Output all the entries word for word. Omit the pictures.

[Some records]
BEGIN

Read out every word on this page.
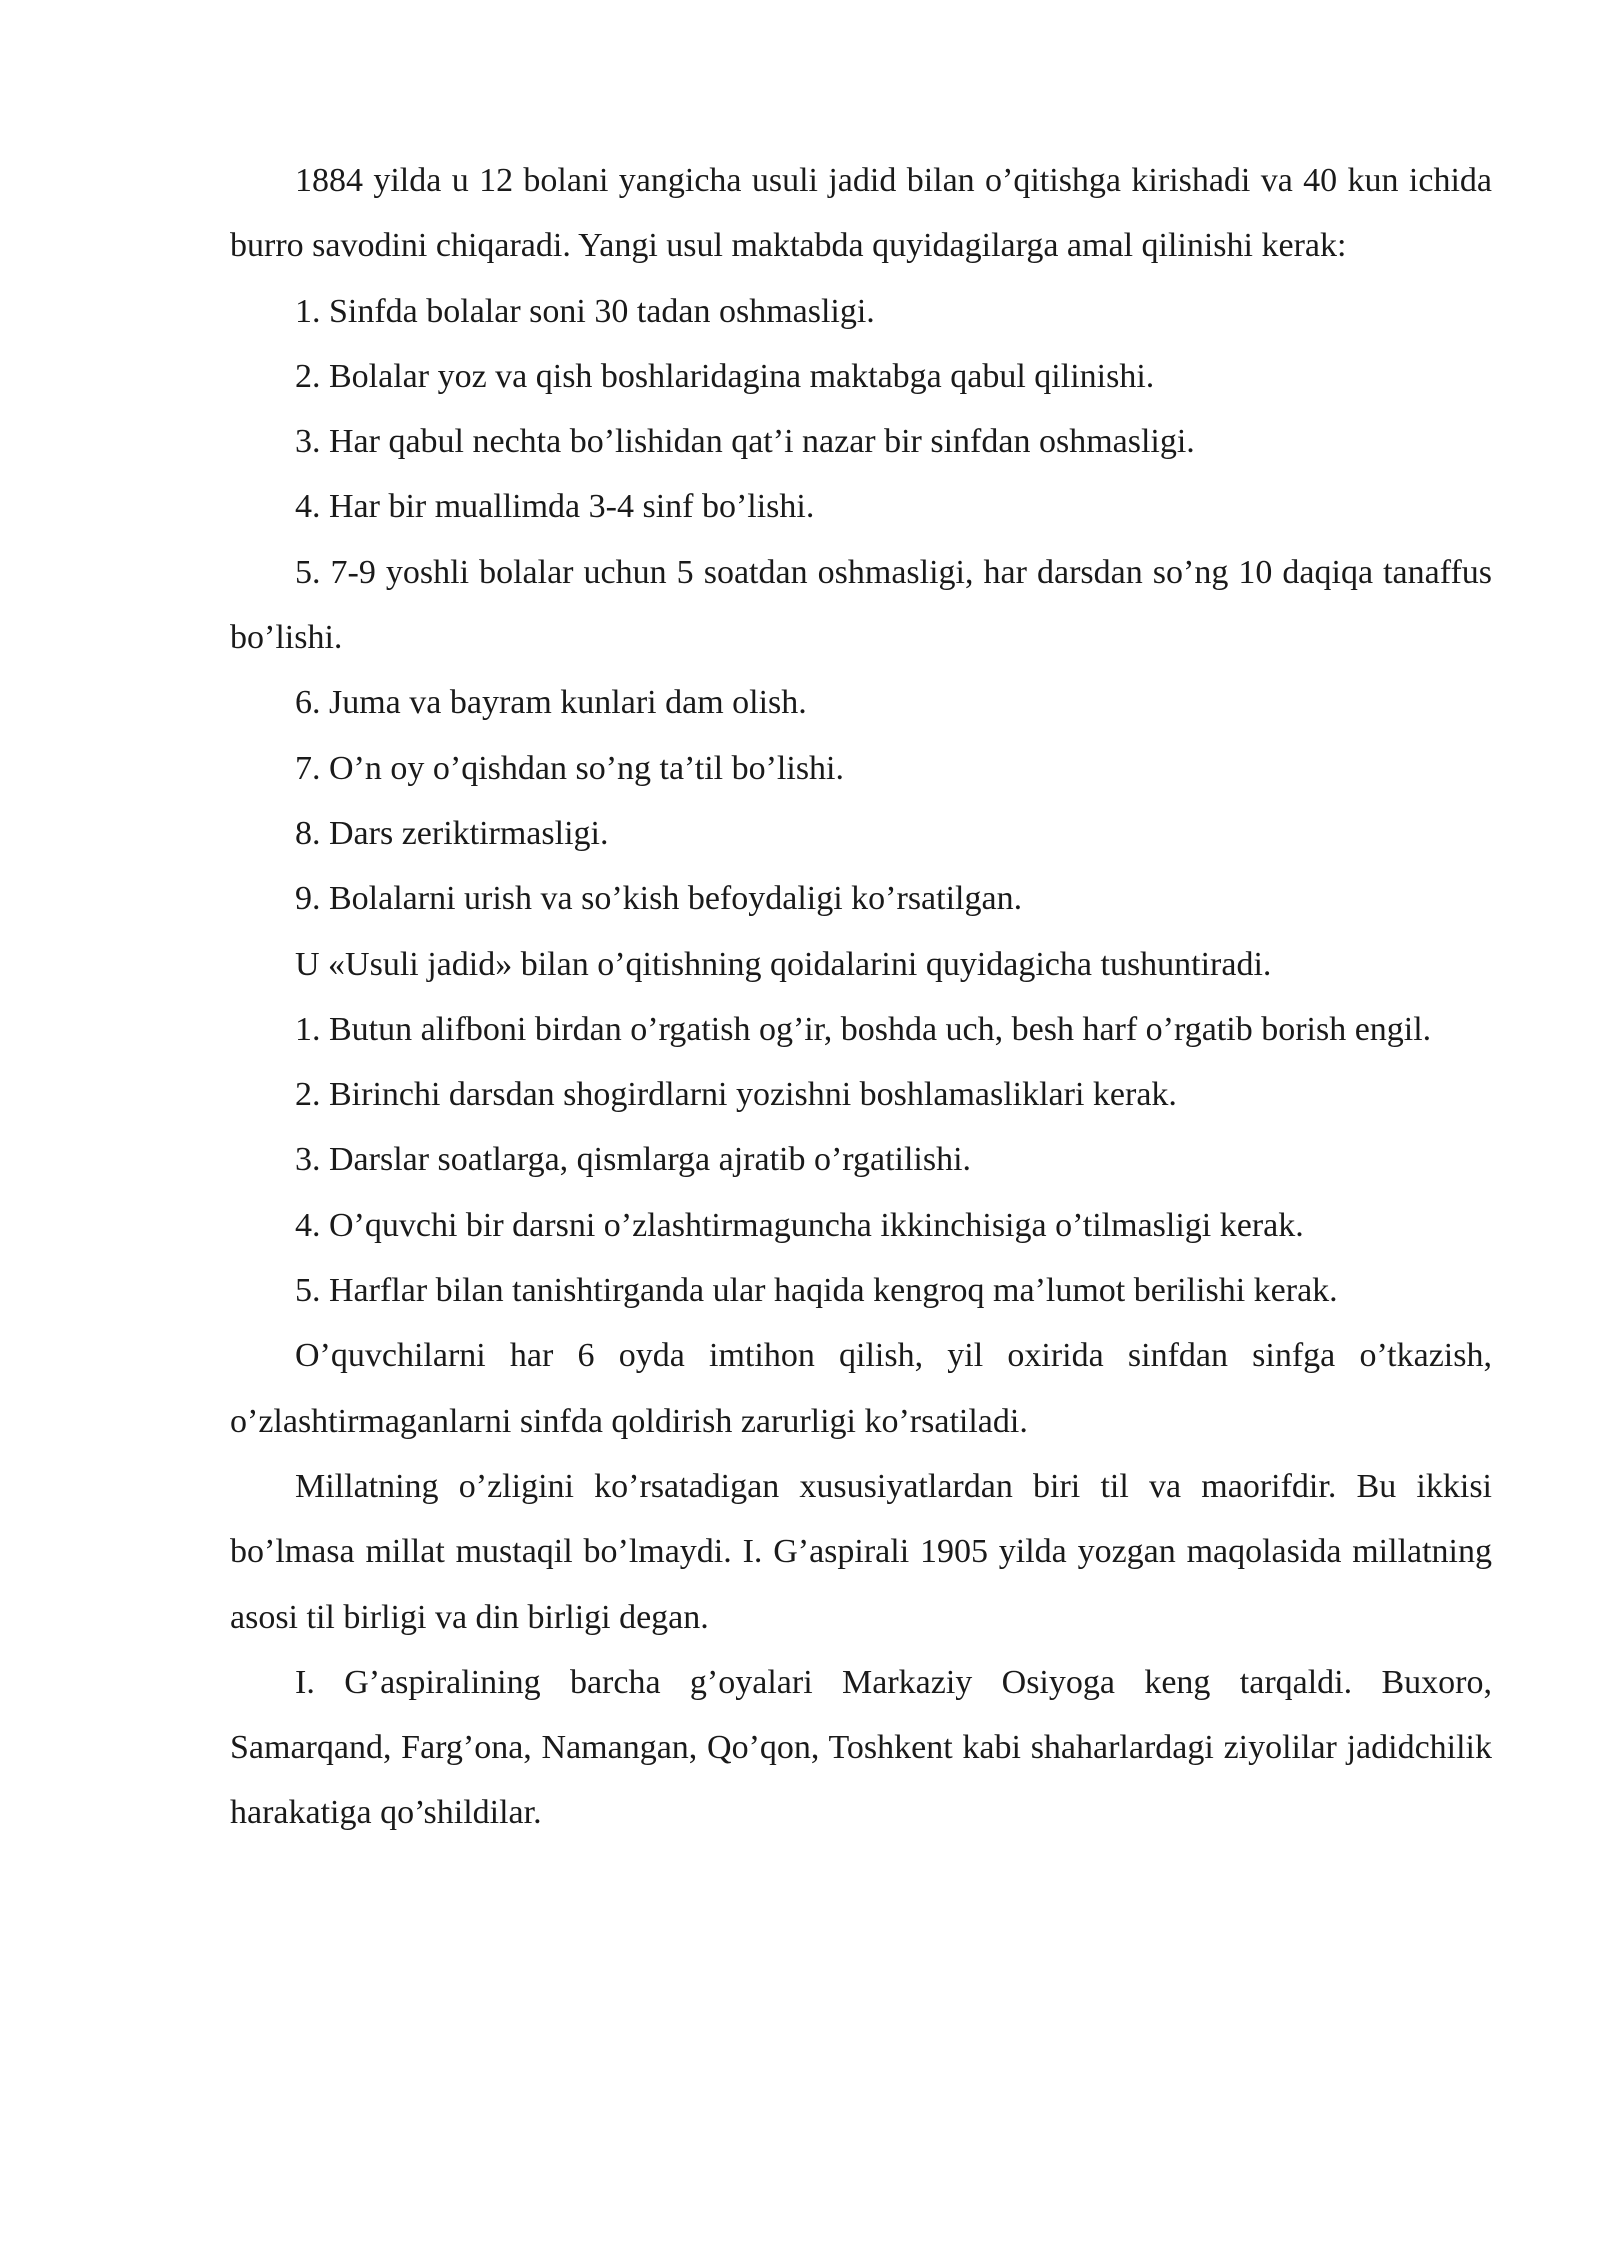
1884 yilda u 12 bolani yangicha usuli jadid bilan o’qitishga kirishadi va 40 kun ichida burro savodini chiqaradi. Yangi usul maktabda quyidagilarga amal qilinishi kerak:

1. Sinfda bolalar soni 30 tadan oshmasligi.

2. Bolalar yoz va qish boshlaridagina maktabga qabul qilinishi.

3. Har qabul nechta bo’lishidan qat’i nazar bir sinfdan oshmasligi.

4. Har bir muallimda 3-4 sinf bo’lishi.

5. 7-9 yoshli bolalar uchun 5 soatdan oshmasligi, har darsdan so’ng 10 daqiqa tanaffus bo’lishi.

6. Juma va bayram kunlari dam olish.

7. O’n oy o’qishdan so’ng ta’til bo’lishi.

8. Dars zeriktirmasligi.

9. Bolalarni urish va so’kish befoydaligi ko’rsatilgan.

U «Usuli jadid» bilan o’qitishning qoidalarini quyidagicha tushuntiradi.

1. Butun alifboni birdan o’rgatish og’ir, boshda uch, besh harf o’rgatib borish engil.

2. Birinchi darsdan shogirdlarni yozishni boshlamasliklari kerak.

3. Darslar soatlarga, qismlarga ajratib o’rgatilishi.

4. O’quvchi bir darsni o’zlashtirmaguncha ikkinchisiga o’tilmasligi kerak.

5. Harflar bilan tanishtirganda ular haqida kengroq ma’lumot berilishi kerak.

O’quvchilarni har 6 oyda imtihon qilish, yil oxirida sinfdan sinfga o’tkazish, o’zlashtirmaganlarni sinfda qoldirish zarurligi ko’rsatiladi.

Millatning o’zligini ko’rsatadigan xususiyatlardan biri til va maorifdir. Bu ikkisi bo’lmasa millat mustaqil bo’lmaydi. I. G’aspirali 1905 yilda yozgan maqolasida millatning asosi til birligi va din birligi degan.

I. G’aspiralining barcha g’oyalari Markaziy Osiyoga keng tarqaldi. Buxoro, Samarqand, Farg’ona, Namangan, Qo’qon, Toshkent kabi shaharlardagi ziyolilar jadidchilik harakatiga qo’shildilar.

END

*Exercise answer*:
Read out every word on this page.
1884 yilda u 12 bolani yangicha usuli jadid bilan o’qitishga kirishadi va 40 kun ichida burro savodini chiqaradi. Yangi usul maktabda quyidagilarga amal qilinishi kerak:

1. Sinfda bolalar soni 30 tadan oshmasligi.

2. Bolalar yoz va qish boshlaridagina maktabga qabul qilinishi.

3. Har qabul nechta bo’lishidan qat’i nazar bir sinfdan oshmasligi.

4. Har bir muallimda 3-4 sinf bo’lishi.

5. 7-9 yoshli bolalar uchun 5 soatdan oshmasligi, har darsdan so’ng 10 daqiqa tanaffus bo’lishi.

6. Juma va bayram kunlari dam olish.

7. O’n oy o’qishdan so’ng ta’til bo’lishi.

8. Dars zeriktirmasligi.

9. Bolalarni urish va so’kish befoydaligi ko’rsatilgan.

U «Usuli jadid» bilan o’qitishning qoidalarini quyidagicha tushuntiradi.

1. Butun alifboni birdan o’rgatish og’ir, boshda uch, besh harf o’rgatib borish engil.

2. Birinchi darsdan shogirdlarni yozishni boshlamasliklari kerak.

3. Darslar soatlarga, qismlarga ajratib o’rgatilishi.

4. O’quvchi bir darsni o’zlashtirmaguncha ikkinchisiga o’tilmasligi kerak.

5. Harflar bilan tanishtirganda ular haqida kengroq ma’lumot berilishi kerak.

O’quvchilarni har 6 oyda imtihon qilish, yil oxirida sinfdan sinfga o’tkazish, o’zlashtirmaganlarni sinfda qoldirish zarurligi ko’rsatiladi.

Millatning o’zligini ko’rsatadigan xususiyatlardan biri til va maorifdir. Bu ikkisi bo’lmasa millat mustaqil bo’lmaydi. I. G’aspirali 1905 yilda yozgan maqolasida millatning asosi til birligi va din birligi degan.

I. G’aspiralining barcha g’oyalari Markaziy Osiyoga keng tarqaldi. Buxoro, Samarqand, Farg’ona, Namangan, Qo’qon, Toshkent kabi shaharlardagi ziyolilar jadidchilik harakatiga qo’shildilar.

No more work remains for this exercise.